# Exercise details:
Reproduce every entry exactly, without alteration.
** START OF Entries provided **
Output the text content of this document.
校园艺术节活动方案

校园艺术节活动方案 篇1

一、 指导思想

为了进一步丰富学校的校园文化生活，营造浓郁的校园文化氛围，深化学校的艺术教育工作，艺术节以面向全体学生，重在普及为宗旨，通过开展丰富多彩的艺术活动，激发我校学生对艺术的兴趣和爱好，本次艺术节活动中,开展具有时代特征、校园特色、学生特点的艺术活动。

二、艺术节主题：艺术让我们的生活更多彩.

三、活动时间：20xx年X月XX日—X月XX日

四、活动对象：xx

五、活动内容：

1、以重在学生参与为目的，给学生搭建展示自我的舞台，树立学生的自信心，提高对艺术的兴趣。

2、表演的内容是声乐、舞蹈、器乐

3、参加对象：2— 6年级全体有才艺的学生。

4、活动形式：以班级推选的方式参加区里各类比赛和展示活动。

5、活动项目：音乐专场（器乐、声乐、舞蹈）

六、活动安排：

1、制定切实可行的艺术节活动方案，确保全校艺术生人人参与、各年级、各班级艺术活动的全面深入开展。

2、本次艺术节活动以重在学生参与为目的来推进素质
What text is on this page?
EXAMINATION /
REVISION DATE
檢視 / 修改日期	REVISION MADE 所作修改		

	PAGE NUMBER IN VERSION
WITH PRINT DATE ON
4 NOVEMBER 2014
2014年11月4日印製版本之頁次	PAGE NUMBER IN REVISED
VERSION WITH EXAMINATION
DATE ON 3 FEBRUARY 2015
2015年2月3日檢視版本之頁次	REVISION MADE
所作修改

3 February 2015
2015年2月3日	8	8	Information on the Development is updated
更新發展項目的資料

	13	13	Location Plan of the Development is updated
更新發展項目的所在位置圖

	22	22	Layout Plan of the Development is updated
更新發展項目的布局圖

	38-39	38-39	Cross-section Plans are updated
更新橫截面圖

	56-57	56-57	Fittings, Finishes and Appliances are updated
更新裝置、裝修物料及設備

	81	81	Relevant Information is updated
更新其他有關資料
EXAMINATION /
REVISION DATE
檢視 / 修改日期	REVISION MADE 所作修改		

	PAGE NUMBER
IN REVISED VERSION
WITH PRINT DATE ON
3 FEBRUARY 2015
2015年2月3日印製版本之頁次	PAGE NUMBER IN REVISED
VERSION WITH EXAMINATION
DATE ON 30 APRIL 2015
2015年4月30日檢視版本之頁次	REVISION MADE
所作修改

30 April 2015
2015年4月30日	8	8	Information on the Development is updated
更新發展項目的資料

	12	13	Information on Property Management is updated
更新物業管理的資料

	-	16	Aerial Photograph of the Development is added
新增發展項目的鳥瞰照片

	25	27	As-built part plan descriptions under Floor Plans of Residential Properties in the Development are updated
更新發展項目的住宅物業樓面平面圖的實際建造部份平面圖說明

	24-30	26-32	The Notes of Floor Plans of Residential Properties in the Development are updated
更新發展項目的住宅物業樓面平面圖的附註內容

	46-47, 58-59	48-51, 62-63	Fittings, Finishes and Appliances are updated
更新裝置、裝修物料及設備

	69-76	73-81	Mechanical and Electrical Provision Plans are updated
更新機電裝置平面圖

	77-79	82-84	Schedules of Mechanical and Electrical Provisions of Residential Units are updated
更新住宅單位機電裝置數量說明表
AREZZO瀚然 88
** END OF Entries provided **
# Exercise response:
Output the text content of this document.
校园艺术节活动方案

校园艺术节活动方案 篇1

一、 指导思想

为了进一步丰富学校的校园文化生活，营造浓郁的校园文化氛围，深化学校的艺术教育工作，艺术节以面向全体学生，重在普及为宗旨，通过开展丰富多彩的艺术活动，激发我校学生对艺术的兴趣和爱好，本次艺术节活动中,开展具有时代特征、校园特色、学生特点的艺术活动。

二、艺术节主题：艺术让我们的生活更多彩.

三、活动时间：20xx年X月XX日—X月XX日

四、活动对象：xx

五、活动内容：

1、以重在学生参与为目的，给学生搭建展示自我的舞台，树立学生的自信心，提高对艺术的兴趣。

2、表演的内容是声乐、舞蹈、器乐

3、参加对象：2— 6年级全体有才艺的学生。

4、活动形式：以班级推选的方式参加区里各类比赛和展示活动。

5、活动项目：音乐专场（器乐、声乐、舞蹈）

六、活动安排：

1、制定切实可行的艺术节活动方案，确保全校艺术生人人参与、各年级、各班级艺术活动的全面深入开展。

2、本次艺术节活动以重在学生参与为目的来推进素质
What text is on this page?
EXAMINATION /
REVISION DATE
檢視 / 修改日期	REVISION MADE 所作修改		

	PAGE NUMBER IN VERSION
WITH PRINT DATE ON
4 NOVEMBER 2014
2014年11月4日印製版本之頁次	PAGE NUMBER IN REVISED
VERSION WITH EXAMINATION
DATE ON 3 FEBRUARY 2015
2015年2月3日檢視版本之頁次	REVISION MADE
所作修改

3 February 2015
2015年2月3日	8	8	Information on the Development is updated
更新發展項目的資料

	13	13	Location Plan of the Development is updated
更新發展項目的所在位置圖

	22	22	Layout Plan of the Development is updated
更新發展項目的布局圖

	38-39	38-39	Cross-section Plans are updated
更新橫截面圖

	56-57	56-57	Fittings, Finishes and Appliances are updated
更新裝置、裝修物料及設備

	81	81	Relevant Information is updated
更新其他有關資料
EXAMINATION /
REVISION DATE
檢視 / 修改日期	REVISION MADE 所作修改		

	PAGE NUMBER
IN REVISED VERSION
WITH PRINT DATE ON
3 FEBRUARY 2015
2015年2月3日印製版本之頁次	PAGE NUMBER IN REVISED
VERSION WITH EXAMINATION
DATE ON 30 APRIL 2015
2015年4月30日檢視版本之頁次	REVISION MADE
所作修改

30 April 2015
2015年4月30日	8	8	Information on the Development is updated
更新發展項目的資料

	12	13	Information on Property Management is updated
更新物業管理的資料

	-	16	Aerial Photograph of the Development is added
新增發展項目的鳥瞰照片

	25	27	As-built part plan descriptions under Floor Plans of Residential Properties in the Development are updated
更新發展項目的住宅物業樓面平面圖的實際建造部份平面圖說明

	24-30	26-32	The Notes of Floor Plans of Residential Properties in the Development are updated
更新發展項目的住宅物業樓面平面圖的附註內容

	46-47, 58-59	48-51, 62-63	Fittings, Finishes and Appliances are updated
更新裝置、裝修物料及設備

	69-76	73-81	Mechanical and Electrical Provision Plans are updated
更新機電裝置平面圖

	77-79	82-84	Schedules of Mechanical and Electrical Provisions of Residential Units are updated
更新住宅單位機電裝置數量說明表
AREZZO瀚然 88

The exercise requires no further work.